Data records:

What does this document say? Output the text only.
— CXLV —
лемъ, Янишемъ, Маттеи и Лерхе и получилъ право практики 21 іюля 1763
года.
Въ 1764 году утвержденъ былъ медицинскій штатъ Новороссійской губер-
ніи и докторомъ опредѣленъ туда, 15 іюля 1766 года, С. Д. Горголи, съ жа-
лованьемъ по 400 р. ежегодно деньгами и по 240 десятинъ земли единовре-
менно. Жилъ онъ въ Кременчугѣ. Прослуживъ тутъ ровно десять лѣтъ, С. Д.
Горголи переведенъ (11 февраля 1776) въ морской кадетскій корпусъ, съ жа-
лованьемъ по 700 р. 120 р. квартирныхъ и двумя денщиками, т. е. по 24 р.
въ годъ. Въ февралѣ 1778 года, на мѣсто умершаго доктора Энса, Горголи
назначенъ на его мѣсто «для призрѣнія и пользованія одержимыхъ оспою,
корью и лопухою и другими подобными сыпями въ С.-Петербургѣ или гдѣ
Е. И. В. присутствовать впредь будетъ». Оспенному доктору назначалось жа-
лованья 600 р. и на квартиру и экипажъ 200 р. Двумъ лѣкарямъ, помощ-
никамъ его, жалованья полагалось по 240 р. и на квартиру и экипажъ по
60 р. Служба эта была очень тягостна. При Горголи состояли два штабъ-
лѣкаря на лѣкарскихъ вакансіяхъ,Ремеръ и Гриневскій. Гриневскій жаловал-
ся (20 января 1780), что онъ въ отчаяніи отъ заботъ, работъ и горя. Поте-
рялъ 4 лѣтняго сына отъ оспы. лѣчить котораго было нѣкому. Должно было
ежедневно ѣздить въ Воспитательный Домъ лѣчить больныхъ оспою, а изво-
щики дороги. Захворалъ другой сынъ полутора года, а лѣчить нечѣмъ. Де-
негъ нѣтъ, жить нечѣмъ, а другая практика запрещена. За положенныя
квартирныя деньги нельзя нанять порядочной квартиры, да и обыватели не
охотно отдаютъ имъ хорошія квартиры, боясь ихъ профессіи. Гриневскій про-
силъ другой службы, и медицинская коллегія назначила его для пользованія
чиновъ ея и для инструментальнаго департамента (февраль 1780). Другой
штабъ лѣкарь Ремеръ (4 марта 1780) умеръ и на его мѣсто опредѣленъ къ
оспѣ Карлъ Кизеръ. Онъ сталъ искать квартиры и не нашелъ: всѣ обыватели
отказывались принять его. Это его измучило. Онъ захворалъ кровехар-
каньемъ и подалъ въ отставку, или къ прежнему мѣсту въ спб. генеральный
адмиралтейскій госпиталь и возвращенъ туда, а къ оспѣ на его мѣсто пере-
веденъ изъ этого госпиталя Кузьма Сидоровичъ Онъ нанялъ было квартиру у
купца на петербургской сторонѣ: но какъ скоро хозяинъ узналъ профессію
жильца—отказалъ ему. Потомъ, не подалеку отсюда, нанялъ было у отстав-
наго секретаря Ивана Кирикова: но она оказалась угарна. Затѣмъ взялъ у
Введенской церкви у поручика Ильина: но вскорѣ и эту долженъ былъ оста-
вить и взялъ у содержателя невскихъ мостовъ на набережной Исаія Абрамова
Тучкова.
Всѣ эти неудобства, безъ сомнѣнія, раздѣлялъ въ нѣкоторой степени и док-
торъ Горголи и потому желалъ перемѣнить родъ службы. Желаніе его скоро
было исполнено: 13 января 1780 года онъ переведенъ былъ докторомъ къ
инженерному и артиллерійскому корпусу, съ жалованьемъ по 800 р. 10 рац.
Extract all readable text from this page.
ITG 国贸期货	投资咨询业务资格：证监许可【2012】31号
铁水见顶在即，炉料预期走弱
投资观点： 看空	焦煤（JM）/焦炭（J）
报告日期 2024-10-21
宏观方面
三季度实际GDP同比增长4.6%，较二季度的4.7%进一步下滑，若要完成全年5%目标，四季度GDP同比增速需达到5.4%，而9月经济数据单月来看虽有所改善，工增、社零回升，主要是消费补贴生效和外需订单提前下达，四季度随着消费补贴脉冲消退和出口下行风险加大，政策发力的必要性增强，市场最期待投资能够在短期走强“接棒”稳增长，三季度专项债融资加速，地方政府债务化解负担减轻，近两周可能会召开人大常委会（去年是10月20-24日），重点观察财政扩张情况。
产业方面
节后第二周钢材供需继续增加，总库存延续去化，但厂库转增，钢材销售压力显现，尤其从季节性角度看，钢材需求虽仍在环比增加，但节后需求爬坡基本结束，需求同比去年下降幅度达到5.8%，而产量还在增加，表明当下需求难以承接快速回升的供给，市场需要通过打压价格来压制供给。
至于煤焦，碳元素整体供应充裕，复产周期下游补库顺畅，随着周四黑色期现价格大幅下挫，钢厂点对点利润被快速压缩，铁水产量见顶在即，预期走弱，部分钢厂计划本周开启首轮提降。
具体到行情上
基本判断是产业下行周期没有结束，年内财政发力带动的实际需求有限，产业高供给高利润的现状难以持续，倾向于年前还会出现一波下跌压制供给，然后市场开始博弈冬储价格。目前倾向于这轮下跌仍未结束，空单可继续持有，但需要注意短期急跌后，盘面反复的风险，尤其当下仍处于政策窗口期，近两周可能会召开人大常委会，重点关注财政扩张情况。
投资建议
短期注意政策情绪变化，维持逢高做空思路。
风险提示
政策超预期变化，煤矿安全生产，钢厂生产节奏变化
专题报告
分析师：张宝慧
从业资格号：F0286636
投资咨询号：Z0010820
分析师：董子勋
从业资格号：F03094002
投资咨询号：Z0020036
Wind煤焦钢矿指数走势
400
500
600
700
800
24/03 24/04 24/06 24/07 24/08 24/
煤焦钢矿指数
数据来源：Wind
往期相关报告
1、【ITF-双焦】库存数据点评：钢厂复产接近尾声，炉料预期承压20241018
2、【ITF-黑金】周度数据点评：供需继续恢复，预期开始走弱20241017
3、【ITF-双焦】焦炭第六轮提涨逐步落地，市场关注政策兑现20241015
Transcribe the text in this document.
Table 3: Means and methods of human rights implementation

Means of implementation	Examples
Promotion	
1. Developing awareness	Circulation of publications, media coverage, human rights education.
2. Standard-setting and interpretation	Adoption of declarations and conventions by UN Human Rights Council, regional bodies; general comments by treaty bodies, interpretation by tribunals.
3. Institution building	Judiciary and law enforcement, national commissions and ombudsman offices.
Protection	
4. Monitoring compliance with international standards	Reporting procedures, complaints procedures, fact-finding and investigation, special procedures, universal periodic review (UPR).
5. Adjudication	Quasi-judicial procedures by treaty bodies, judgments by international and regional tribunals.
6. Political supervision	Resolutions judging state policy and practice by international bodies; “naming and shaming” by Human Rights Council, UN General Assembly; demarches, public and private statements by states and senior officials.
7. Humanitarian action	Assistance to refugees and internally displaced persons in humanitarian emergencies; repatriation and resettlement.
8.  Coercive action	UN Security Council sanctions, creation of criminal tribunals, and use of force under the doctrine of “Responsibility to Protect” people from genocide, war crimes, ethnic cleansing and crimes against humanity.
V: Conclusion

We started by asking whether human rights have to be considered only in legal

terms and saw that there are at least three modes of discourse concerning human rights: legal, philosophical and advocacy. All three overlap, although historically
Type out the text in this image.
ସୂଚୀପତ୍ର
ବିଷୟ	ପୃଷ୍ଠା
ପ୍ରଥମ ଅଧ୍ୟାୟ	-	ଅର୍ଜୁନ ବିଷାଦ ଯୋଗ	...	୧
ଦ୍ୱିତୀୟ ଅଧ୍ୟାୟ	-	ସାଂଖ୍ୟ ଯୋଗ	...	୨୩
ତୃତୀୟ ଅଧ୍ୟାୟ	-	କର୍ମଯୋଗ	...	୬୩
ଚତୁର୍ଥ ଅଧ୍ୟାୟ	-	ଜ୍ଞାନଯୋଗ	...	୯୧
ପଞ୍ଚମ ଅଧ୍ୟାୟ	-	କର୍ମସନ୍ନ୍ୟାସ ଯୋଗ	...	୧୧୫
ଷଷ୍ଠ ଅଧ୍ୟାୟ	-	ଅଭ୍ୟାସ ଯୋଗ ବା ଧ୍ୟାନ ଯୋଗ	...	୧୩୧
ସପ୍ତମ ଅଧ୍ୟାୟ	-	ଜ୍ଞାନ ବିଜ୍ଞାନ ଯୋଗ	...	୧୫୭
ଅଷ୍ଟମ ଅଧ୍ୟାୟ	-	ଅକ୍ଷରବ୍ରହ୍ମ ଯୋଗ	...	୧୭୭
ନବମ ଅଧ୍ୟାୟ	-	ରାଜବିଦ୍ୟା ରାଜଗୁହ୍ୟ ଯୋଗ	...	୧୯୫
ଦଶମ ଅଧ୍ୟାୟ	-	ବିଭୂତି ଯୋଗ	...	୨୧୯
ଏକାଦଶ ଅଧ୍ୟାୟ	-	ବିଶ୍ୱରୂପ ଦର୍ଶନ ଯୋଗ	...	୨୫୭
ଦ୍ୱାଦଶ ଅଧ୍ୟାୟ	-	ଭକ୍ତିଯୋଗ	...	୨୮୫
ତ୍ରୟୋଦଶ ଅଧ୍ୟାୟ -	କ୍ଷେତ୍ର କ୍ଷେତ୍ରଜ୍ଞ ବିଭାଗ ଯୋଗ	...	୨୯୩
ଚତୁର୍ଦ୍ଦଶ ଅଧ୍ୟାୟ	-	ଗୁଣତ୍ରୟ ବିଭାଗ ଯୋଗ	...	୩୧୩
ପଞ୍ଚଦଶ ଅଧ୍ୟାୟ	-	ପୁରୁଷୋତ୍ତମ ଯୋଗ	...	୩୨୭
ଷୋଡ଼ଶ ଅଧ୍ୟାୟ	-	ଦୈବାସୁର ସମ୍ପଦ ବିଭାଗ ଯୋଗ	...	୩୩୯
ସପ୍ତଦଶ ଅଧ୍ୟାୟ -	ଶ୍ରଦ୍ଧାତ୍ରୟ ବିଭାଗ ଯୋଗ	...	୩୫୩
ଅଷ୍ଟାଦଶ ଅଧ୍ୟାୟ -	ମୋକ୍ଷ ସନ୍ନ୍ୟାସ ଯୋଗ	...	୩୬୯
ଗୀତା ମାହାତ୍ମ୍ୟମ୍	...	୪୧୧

■ WHAT IS ASKED ■
Report back each line of the entries that holds the string "переведенъ".

■ TASK OUTPUT ■
Горголи переведенъ (11 февраля 1776) въ морской кадетскій корпусъ, съ жа-
было исполнено: 13 января 1780 года онъ переведенъ былъ докторомъ къ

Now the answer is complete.